Copy each entry as it stands, leaving nothing out.

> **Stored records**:
────────────────────────────────────────

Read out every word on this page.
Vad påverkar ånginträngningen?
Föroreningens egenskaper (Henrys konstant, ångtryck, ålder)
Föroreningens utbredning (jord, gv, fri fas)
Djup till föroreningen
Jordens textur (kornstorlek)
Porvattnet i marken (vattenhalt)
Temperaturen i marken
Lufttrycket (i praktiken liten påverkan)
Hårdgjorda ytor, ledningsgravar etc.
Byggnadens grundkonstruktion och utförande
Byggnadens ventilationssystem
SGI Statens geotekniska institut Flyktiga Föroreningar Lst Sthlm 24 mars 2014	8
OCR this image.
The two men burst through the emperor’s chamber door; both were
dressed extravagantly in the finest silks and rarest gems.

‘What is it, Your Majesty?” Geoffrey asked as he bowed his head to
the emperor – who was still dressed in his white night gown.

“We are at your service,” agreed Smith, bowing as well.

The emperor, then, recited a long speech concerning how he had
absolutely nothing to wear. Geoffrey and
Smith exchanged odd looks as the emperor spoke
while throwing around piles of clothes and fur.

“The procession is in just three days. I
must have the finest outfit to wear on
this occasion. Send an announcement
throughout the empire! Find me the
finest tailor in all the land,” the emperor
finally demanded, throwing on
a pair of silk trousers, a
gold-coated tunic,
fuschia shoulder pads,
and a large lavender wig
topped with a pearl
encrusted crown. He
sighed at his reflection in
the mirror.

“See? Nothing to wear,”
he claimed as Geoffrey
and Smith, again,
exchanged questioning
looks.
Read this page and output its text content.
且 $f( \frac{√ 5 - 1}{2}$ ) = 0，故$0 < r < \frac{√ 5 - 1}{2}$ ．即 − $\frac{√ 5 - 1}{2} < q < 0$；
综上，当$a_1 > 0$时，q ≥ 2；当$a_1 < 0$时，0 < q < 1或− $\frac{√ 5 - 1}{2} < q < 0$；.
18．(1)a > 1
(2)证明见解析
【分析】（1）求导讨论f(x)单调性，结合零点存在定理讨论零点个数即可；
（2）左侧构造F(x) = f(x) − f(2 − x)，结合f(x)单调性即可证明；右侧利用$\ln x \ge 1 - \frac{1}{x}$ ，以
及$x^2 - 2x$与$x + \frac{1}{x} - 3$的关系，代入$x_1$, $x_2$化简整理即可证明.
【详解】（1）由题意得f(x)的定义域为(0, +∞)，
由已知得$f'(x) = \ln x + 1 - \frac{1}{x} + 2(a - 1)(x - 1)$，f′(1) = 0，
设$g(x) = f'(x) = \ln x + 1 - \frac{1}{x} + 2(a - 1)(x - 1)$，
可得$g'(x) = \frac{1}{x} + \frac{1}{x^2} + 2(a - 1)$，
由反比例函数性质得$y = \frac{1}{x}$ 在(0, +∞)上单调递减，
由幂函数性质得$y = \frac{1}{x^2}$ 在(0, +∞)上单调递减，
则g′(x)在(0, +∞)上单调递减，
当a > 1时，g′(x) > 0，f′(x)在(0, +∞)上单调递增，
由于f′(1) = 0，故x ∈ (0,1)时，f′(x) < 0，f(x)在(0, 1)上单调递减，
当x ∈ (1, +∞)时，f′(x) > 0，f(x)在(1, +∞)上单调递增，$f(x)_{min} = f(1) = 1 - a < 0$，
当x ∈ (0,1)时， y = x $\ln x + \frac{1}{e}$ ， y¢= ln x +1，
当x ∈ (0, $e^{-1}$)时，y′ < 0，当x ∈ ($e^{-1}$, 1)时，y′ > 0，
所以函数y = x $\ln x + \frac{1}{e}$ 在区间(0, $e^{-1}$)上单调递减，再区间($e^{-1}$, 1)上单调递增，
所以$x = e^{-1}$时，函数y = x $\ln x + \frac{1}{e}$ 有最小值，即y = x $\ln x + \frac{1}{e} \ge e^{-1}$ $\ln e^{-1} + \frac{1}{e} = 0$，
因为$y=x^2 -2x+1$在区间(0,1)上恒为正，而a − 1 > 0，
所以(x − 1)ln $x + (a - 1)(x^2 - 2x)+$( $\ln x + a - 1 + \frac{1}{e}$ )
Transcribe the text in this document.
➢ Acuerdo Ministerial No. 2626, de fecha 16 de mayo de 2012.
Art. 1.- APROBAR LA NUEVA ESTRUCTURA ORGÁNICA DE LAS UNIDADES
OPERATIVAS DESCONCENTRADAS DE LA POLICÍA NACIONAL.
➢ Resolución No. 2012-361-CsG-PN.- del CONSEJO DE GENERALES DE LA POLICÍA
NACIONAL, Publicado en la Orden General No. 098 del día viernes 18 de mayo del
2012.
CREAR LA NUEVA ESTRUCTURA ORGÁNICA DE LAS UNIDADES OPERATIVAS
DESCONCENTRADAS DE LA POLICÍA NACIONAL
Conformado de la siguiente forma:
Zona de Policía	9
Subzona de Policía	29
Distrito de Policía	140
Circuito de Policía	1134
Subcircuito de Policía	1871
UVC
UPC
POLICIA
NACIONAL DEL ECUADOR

────────────────────────────────────────

> **Written response**:
Read out every word on this page.
Vad påverkar ånginträngningen?
Föroreningens egenskaper (Henrys konstant, ångtryck, ålder)
Föroreningens utbredning (jord, gv, fri fas)
Djup till föroreningen
Jordens textur (kornstorlek)
Porvattnet i marken (vattenhalt)
Temperaturen i marken
Lufttrycket (i praktiken liten påverkan)
Hårdgjorda ytor, ledningsgravar etc.
Byggnadens grundkonstruktion och utförande
Byggnadens ventilationssystem
SGI Statens geotekniska institut Flyktiga Föroreningar Lst Sthlm 24 mars 2014	8
OCR this image.
The two men burst through the emperor’s chamber door; both were
dressed extravagantly in the finest silks and rarest gems.

‘What is it, Your Majesty?” Geoffrey asked as he bowed his head to
the emperor – who was still dressed in his white night gown.

“We are at your service,” agreed Smith, bowing as well.

The emperor, then, recited a long speech concerning how he had
absolutely nothing to wear. Geoffrey and
Smith exchanged odd looks as the emperor spoke
while throwing around piles of clothes and fur.

“The procession is in just three days. I
must have the finest outfit to wear on
this occasion. Send an announcement
throughout the empire! Find me the
finest tailor in all the land,” the emperor
finally demanded, throwing on
a pair of silk trousers, a
gold-coated tunic,
fuschia shoulder pads,
and a large lavender wig
topped with a pearl
encrusted crown. He
sighed at his reflection in
the mirror.

“See? Nothing to wear,”
he claimed as Geoffrey
and Smith, again,
exchanged questioning
looks.
Read this page and output its text content.
且 $f( \frac{√ 5 - 1}{2}$ ) = 0，故$0 < r < \frac{√ 5 - 1}{2}$ ．即 − $\frac{√ 5 - 1}{2} < q < 0$；
综上，当$a_1 > 0$时，q ≥ 2；当$a_1 < 0$时，0 < q < 1或− $\frac{√ 5 - 1}{2} < q < 0$；.
18．(1)a > 1
(2)证明见解析
【分析】（1）求导讨论f(x)单调性，结合零点存在定理讨论零点个数即可；
（2）左侧构造F(x) = f(x) − f(2 − x)，结合f(x)单调性即可证明；右侧利用$\ln x \ge 1 - \frac{1}{x}$ ，以
及$x^2 - 2x$与$x + \frac{1}{x} - 3$的关系，代入$x_1$, $x_2$化简整理即可证明.
【详解】（1）由题意得f(x)的定义域为(0, +∞)，
由已知得$f'(x) = \ln x + 1 - \frac{1}{x} + 2(a - 1)(x - 1)$，f′(1) = 0，
设$g(x) = f'(x) = \ln x + 1 - \frac{1}{x} + 2(a - 1)(x - 1)$，
可得$g'(x) = \frac{1}{x} + \frac{1}{x^2} + 2(a - 1)$，
由反比例函数性质得$y = \frac{1}{x}$ 在(0, +∞)上单调递减，
由幂函数性质得$y = \frac{1}{x^2}$ 在(0, +∞)上单调递减，
则g′(x)在(0, +∞)上单调递减，
当a > 1时，g′(x) > 0，f′(x)在(0, +∞)上单调递增，
由于f′(1) = 0，故x ∈ (0,1)时，f′(x) < 0，f(x)在(0, 1)上单调递减，
当x ∈ (1, +∞)时，f′(x) > 0，f(x)在(1, +∞)上单调递增，$f(x)_{min} = f(1) = 1 - a < 0$，
当x ∈ (0,1)时， y = x $\ln x + \frac{1}{e}$ ， y¢= ln x +1，
当x ∈ (0, $e^{-1}$)时，y′ < 0，当x ∈ ($e^{-1}$, 1)时，y′ > 0，
所以函数y = x $\ln x + \frac{1}{e}$ 在区间(0, $e^{-1}$)上单调递减，再区间($e^{-1}$, 1)上单调递增，
所以$x = e^{-1}$时，函数y = x $\ln x + \frac{1}{e}$ 有最小值，即y = x $\ln x + \frac{1}{e} \ge e^{-1}$ $\ln e^{-1} + \frac{1}{e} = 0$，
因为$y=x^2 -2x+1$在区间(0,1)上恒为正，而a − 1 > 0，
所以(x − 1)ln $x + (a - 1)(x^2 - 2x)+$( $\ln x + a - 1 + \frac{1}{e}$ )
Transcribe the text in this document.
➢ Acuerdo Ministerial No. 2626, de fecha 16 de mayo de 2012.
Art. 1.- APROBAR LA NUEVA ESTRUCTURA ORGÁNICA DE LAS UNIDADES
OPERATIVAS DESCONCENTRADAS DE LA POLICÍA NACIONAL.
➢ Resolución No. 2012-361-CsG-PN.- del CONSEJO DE GENERALES DE LA POLICÍA
NACIONAL, Publicado en la Orden General No. 098 del día viernes 18 de mayo del
2012.
CREAR LA NUEVA ESTRUCTURA ORGÁNICA DE LAS UNIDADES OPERATIVAS
DESCONCENTRADAS DE LA POLICÍA NACIONAL
Conformado de la siguiente forma:
Zona de Policía	9
Subzona de Policía	29
Distrito de Policía	140
Circuito de Policía	1134
Subcircuito de Policía	1871
UVC
UPC
POLICIA
NACIONAL DEL ECUADOR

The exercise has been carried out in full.